Short problem →
Check each line of the listing for the string "MORE", count the lines that have it, and answer with that number only.
____________
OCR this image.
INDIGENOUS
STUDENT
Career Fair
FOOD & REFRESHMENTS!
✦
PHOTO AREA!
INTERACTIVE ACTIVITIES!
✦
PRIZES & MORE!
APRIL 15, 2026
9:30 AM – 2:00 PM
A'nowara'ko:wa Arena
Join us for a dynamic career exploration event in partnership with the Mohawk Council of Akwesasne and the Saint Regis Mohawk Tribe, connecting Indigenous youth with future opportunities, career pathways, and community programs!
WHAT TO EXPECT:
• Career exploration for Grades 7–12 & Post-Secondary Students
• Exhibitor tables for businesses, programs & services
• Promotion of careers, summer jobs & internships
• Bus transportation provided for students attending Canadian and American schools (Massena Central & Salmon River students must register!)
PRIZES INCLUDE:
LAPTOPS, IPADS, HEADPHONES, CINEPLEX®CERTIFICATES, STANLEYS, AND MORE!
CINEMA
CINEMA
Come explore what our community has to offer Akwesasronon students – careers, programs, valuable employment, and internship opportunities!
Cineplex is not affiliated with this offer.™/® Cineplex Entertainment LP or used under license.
____________
Written response →
2